Repeat the records in full and exactly, omitting pictures.

====== Given records ======

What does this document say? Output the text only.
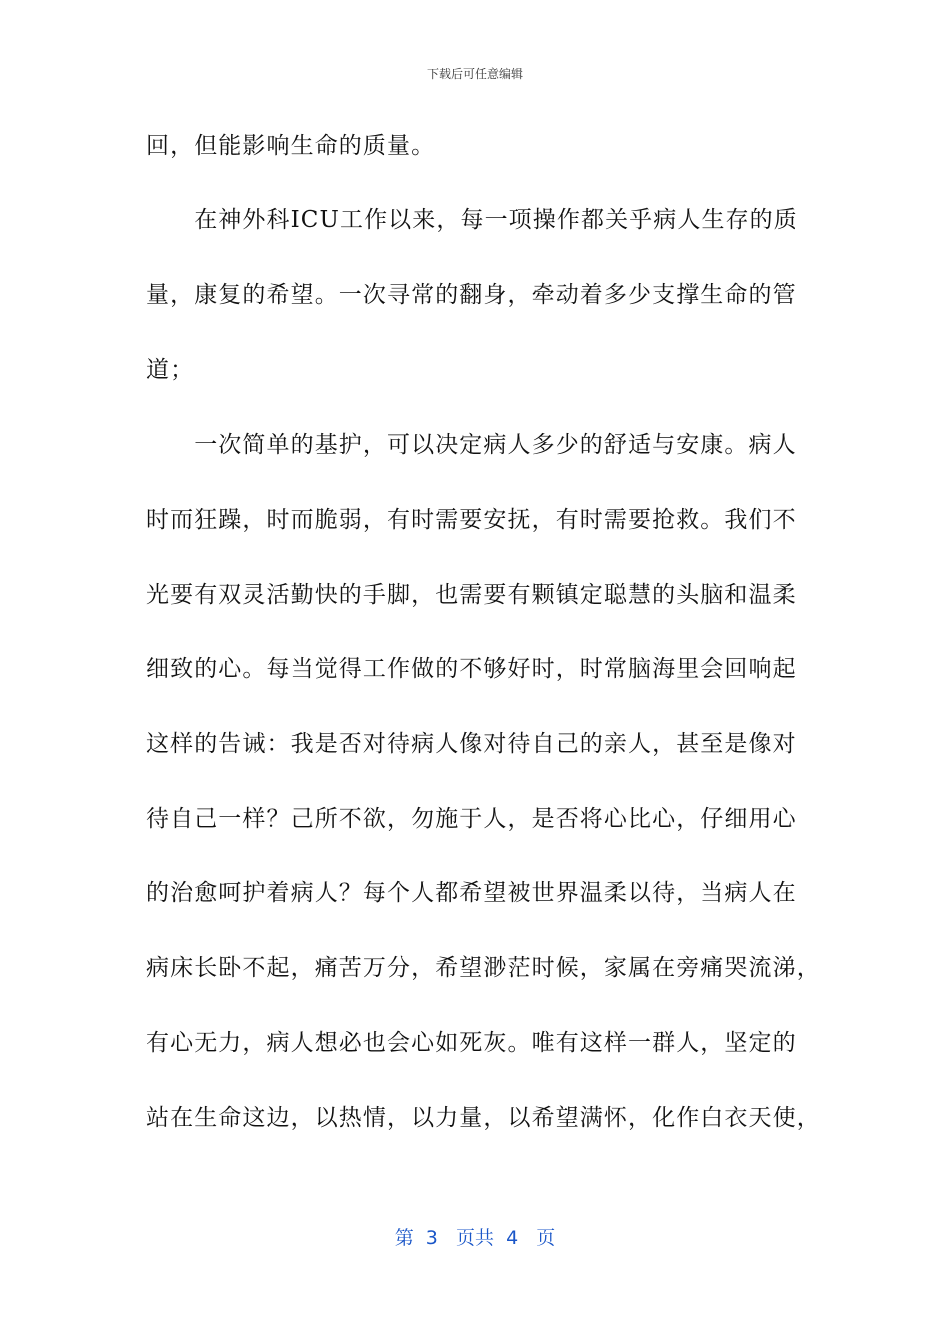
下载后可任意编辑
回，但能影响生命的质量。
　　在神外科ICU工作以来，每一项操作都关乎病人生存的质
量，康复的希望。一次寻常的翻身，牵动着多少支撑生命的管
道；
　　一次简单的基护，可以决定病人多少的舒适与安康。病人
时而狂躁，时而脆弱，有时需要安抚，有时需要抢救。我们不
光要有双灵活勤快的手脚，也需要有颗镇定聪慧的头脑和温柔
细致的心。每当觉得工作做的不够好时，时常脑海里会回响起
这样的告诫：我是否对待病人像对待自己的亲人，甚至是像对
待自己一样？己所不欲，勿施于人，是否将心比心，仔细用心
的治愈呵护着病人？每个人都希望被世界温柔以待，当病人在
病床长卧不起，痛苦万分，希望渺茫时候，家属在旁痛哭流涕，
有心无力，病人想必也会心如死灰。唯有这样一群人，坚定的
站在生命这边，以热情，以力量，以希望满怀，化作白衣天使，
第  3   页共  4   页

======

▶ _Exercise output_:
What does this document say? Output the text only.
下载后可任意编辑
回，但能影响生命的质量。
　　在神外科ICU工作以来，每一项操作都关乎病人生存的质
量，康复的希望。一次寻常的翻身，牵动着多少支撑生命的管
道；
　　一次简单的基护，可以决定病人多少的舒适与安康。病人
时而狂躁，时而脆弱，有时需要安抚，有时需要抢救。我们不
光要有双灵活勤快的手脚，也需要有颗镇定聪慧的头脑和温柔
细致的心。每当觉得工作做的不够好时，时常脑海里会回响起
这样的告诫：我是否对待病人像对待自己的亲人，甚至是像对
待自己一样？己所不欲，勿施于人，是否将心比心，仔细用心
的治愈呵护着病人？每个人都希望被世界温柔以待，当病人在
病床长卧不起，痛苦万分，希望渺茫时候，家属在旁痛哭流涕，
有心无力，病人想必也会心如死灰。唯有这样一群人，坚定的
站在生命这边，以热情，以力量，以希望满怀，化作白衣天使，
第  3   页共  4   页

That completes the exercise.